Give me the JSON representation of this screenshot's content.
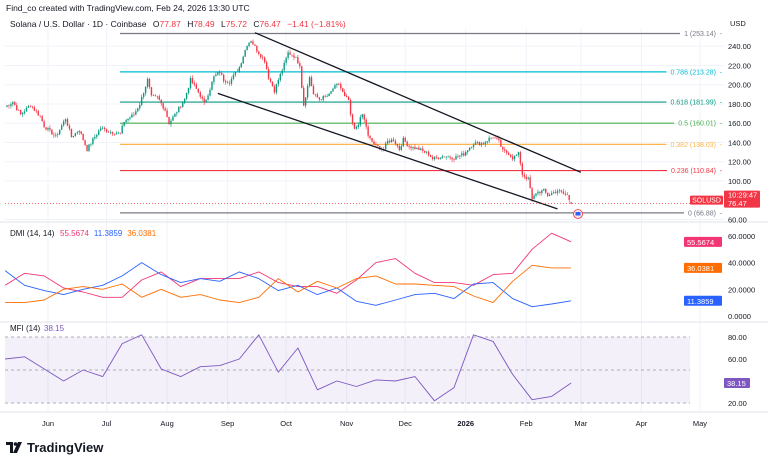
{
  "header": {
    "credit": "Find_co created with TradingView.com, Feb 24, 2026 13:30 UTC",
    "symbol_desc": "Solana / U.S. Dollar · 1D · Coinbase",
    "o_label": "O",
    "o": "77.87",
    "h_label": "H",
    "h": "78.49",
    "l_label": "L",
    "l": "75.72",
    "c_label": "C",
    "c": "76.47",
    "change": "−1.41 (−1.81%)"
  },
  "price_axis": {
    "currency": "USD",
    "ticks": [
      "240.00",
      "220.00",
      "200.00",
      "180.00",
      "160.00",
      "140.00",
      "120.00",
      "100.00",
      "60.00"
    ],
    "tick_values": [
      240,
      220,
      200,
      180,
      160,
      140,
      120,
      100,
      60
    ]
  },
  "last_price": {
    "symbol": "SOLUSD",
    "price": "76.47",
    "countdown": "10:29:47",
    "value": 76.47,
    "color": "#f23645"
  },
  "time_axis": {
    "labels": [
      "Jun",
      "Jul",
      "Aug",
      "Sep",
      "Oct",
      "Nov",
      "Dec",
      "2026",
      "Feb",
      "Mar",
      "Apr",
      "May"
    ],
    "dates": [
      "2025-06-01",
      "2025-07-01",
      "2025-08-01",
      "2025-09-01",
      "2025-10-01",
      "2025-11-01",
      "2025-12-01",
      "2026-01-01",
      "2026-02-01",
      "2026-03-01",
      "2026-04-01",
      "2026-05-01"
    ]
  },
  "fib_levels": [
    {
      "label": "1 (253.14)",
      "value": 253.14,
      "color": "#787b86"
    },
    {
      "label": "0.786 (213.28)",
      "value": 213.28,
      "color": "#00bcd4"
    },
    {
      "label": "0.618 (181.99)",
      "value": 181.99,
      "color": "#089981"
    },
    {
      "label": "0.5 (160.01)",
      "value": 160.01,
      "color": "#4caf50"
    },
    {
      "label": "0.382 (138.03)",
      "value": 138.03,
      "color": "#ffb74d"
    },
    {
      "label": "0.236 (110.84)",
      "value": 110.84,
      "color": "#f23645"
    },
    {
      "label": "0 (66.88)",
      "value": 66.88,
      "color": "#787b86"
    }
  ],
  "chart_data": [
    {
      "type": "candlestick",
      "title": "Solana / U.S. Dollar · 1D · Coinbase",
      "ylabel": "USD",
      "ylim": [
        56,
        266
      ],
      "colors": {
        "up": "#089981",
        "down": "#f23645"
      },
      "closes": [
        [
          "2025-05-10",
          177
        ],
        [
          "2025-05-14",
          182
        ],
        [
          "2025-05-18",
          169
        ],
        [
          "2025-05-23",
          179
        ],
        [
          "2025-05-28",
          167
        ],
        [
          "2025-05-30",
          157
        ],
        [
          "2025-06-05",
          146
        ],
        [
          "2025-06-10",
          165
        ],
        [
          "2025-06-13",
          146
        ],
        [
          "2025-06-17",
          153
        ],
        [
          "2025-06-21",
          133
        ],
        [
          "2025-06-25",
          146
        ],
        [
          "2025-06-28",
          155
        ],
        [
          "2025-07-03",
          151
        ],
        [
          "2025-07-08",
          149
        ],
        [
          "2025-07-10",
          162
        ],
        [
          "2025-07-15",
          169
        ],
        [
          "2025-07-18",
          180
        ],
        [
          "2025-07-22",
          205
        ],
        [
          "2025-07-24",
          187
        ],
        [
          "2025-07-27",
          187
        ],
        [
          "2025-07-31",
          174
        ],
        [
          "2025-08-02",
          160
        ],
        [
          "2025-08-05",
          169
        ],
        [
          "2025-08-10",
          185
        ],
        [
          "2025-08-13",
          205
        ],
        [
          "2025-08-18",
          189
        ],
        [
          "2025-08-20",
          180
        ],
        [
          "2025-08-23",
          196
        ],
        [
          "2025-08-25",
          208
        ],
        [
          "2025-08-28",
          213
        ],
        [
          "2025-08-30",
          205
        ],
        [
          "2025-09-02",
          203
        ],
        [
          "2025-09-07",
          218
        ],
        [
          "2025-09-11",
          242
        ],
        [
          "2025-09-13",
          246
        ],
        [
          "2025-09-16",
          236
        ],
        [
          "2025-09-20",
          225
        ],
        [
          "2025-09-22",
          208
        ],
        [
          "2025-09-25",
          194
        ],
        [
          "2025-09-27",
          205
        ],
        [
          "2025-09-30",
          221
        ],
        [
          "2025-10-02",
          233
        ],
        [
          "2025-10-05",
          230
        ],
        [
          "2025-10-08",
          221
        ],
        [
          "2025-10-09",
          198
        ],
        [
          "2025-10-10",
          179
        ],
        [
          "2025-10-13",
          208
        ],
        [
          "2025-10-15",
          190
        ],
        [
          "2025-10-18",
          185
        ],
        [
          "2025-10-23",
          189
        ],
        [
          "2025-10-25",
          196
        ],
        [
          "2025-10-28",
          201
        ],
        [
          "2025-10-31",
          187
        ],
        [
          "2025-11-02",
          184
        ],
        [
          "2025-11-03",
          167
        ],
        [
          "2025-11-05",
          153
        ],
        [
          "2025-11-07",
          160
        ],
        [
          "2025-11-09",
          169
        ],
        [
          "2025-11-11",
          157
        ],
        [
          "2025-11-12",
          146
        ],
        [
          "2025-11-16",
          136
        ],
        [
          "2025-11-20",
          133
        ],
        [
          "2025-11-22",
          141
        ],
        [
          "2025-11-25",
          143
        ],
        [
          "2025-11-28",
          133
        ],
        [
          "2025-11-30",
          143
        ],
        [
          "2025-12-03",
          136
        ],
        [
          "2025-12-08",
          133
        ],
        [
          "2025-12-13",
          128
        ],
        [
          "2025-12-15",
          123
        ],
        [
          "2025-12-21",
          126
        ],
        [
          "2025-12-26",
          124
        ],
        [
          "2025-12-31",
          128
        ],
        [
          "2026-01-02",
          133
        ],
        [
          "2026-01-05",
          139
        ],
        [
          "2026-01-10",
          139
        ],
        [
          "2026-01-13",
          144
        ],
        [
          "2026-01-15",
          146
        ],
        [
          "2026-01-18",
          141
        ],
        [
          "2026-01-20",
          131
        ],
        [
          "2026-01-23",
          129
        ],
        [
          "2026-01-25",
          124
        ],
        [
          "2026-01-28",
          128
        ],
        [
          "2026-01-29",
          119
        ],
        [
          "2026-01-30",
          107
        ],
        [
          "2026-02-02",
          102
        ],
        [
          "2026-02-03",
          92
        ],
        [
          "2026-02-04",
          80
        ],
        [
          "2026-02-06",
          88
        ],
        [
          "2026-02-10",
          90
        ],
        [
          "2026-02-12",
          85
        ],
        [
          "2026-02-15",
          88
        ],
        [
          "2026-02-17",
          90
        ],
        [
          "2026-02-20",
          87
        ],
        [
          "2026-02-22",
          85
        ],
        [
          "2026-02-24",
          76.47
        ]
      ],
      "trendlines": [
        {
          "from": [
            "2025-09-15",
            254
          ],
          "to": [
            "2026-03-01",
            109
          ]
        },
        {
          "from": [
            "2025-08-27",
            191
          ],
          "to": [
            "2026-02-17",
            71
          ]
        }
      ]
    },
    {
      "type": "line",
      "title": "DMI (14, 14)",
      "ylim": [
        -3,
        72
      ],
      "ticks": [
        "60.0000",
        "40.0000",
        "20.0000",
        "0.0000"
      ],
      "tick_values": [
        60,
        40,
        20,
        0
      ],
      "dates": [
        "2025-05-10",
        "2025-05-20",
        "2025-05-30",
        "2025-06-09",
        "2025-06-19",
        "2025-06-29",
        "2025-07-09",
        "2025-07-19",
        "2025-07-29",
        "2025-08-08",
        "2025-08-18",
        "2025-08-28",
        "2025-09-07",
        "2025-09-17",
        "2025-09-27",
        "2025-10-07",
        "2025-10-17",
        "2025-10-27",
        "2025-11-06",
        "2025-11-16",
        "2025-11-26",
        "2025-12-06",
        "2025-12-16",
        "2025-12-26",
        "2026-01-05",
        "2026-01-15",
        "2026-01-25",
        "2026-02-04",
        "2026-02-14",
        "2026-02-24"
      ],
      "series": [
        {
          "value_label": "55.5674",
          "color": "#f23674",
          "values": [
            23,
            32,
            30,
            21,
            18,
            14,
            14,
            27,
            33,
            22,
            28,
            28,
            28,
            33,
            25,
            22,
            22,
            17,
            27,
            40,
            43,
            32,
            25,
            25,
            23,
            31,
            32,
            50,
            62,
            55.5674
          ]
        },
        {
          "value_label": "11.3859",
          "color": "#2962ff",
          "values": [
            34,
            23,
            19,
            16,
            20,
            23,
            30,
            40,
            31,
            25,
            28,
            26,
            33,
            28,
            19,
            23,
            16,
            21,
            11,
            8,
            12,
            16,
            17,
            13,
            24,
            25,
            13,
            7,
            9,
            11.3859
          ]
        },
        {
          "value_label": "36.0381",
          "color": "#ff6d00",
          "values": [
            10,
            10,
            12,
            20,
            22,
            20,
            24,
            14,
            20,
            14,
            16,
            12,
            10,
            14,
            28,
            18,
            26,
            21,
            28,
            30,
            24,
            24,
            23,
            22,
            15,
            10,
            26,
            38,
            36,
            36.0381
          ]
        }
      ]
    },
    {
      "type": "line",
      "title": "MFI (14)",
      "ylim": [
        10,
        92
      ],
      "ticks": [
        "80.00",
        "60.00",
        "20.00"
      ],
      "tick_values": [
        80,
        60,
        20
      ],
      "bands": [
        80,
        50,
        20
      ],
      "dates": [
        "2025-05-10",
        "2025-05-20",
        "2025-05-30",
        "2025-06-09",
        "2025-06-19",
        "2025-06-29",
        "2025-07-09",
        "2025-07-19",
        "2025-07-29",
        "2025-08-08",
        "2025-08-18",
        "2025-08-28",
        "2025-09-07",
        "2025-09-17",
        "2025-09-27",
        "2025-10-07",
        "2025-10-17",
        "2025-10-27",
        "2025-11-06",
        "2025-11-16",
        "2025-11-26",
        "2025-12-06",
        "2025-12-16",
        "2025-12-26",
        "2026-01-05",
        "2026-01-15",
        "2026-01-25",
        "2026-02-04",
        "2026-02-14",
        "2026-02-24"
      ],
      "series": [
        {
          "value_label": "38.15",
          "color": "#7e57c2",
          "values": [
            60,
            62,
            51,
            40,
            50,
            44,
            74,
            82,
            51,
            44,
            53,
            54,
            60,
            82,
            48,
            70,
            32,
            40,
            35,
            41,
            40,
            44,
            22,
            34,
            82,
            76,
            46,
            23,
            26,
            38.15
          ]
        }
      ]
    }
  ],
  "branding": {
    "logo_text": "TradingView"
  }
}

▶ **WORK INSTRUCTIONS**: In the entries above, find each line with the word "Coinbase" and copy it.

▶ **FINAL RESULT**:
    "symbol_desc": "Solana / U.S. Dollar · 1D · Coinbase",
      "title": "Solana / U.S. Dollar · 1D · Coinbase",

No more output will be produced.